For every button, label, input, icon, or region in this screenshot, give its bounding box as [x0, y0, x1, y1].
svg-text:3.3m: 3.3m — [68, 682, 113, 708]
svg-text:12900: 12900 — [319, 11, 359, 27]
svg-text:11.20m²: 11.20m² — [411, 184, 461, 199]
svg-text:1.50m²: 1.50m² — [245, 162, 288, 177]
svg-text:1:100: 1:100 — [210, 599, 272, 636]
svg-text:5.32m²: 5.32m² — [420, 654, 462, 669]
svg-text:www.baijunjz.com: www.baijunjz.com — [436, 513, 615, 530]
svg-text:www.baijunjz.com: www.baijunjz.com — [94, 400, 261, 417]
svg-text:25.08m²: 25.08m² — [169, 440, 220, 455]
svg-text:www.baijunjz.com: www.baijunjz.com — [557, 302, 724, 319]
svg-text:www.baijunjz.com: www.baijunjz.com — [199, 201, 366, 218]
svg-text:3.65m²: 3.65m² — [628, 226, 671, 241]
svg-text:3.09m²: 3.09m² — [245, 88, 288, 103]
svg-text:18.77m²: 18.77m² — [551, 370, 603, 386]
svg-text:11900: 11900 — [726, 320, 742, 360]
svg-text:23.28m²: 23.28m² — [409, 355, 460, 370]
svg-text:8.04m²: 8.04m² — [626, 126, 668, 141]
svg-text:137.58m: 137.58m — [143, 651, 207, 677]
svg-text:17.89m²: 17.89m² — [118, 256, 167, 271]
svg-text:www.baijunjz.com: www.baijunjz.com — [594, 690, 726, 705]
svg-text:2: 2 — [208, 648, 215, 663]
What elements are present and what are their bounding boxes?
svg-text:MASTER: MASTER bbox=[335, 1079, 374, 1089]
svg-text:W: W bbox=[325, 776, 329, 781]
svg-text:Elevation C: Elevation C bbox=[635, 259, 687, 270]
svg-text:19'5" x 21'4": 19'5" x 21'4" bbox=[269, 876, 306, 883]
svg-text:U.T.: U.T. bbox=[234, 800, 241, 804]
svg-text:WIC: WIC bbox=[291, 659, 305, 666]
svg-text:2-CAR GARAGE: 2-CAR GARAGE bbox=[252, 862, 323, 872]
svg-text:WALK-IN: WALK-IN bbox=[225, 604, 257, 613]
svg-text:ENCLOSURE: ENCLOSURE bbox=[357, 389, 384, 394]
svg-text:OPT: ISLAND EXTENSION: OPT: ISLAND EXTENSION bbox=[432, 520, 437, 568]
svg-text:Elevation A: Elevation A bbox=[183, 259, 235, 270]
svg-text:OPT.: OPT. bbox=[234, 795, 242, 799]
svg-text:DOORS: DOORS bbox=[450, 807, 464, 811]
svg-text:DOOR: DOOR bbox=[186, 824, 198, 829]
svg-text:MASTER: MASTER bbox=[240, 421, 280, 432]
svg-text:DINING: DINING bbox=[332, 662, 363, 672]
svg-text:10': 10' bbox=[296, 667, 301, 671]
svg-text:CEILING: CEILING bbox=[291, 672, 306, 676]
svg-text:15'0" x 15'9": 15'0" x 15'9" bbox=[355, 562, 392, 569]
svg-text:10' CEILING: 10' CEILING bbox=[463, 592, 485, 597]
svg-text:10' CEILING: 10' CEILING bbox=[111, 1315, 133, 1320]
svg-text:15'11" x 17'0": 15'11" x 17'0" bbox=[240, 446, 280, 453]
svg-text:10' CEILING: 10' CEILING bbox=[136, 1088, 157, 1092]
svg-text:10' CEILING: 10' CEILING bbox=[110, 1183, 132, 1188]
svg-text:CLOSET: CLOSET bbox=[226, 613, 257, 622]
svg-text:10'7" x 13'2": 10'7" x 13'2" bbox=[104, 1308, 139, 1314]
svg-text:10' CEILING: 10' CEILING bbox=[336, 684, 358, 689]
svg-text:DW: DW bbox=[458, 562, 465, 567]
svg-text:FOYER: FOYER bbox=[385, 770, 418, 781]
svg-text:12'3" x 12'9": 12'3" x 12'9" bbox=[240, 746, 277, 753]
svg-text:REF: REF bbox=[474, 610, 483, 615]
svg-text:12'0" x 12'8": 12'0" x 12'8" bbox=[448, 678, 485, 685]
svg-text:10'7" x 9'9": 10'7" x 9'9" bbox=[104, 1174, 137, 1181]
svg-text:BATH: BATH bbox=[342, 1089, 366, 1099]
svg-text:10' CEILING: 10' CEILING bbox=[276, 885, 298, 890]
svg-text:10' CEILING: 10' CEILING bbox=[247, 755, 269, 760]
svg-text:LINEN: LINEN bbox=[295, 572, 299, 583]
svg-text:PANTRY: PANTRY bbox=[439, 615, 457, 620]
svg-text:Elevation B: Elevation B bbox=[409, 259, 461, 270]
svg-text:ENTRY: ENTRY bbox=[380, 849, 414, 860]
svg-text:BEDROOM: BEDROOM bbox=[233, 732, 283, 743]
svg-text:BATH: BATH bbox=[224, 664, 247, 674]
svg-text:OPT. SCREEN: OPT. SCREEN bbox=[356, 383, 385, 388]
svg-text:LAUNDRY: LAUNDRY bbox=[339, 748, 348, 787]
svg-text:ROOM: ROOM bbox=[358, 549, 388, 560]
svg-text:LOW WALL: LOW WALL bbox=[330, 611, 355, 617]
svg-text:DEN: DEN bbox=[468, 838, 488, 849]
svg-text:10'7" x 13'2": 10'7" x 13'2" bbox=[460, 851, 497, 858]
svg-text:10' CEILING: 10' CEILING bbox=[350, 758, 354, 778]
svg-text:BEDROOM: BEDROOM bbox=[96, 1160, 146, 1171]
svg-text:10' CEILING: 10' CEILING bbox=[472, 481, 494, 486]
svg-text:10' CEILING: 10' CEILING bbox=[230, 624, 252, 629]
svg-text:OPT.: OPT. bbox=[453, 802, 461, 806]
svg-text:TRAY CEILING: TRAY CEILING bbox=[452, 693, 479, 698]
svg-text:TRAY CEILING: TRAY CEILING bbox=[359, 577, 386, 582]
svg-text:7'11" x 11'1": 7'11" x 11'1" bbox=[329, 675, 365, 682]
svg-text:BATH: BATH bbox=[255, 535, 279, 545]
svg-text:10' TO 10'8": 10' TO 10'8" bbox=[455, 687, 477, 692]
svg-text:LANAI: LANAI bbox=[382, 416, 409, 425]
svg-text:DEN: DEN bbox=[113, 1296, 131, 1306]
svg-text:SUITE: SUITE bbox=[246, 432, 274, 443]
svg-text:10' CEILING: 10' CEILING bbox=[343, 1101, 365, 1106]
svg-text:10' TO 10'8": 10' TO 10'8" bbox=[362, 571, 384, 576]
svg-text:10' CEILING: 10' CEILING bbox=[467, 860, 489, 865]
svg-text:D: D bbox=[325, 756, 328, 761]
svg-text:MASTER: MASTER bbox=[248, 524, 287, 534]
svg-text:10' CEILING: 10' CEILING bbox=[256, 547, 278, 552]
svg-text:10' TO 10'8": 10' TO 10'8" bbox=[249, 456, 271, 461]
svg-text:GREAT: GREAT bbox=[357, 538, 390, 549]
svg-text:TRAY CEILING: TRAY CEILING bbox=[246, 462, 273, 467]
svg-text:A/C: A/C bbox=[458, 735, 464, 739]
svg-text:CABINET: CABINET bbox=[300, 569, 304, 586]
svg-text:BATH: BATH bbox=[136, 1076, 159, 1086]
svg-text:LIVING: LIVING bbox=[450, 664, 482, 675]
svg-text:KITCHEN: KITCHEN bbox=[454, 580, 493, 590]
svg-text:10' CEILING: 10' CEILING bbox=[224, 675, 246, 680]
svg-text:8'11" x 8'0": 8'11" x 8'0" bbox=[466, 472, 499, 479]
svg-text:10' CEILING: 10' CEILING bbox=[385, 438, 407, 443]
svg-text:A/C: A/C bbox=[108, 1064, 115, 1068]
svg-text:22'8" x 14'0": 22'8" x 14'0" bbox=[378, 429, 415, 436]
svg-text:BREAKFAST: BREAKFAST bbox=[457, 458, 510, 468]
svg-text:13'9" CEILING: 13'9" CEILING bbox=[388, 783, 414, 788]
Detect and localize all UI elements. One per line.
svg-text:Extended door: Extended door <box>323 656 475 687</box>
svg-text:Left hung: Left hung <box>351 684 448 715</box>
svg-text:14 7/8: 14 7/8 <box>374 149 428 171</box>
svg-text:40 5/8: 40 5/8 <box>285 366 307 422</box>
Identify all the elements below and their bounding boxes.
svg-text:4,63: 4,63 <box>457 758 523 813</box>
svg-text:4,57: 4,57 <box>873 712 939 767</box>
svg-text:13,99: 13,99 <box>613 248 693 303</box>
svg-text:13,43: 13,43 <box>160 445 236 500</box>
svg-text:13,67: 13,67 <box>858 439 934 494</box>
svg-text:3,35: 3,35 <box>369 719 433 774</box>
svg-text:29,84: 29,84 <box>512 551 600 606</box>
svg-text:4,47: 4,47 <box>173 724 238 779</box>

* DIRECTIVE: Could you copy the material from its first line through the line containing "svg-text:25.08m²: 25.08m² —", swapping "screenshot" for "image" and changing nothing else?

* TASK RESULT:
For every button, label, input, icon, or region in this image, give its bounding box as [x0, y0, x1, y1].
svg-text:3.3m: 3.3m — [68, 682, 113, 708]
svg-text:12900: 12900 — [319, 11, 359, 27]
svg-text:11.20m²: 11.20m² — [411, 184, 461, 199]
svg-text:1.50m²: 1.50m² — [245, 162, 288, 177]
svg-text:1:100: 1:100 — [210, 599, 272, 636]
svg-text:5.32m²: 5.32m² — [420, 654, 462, 669]
svg-text:www.baijunjz.com: www.baijunjz.com — [436, 513, 615, 530]
svg-text:www.baijunjz.com: www.baijunjz.com — [94, 400, 261, 417]
svg-text:25.08m²: 25.08m² — [169, 440, 220, 455]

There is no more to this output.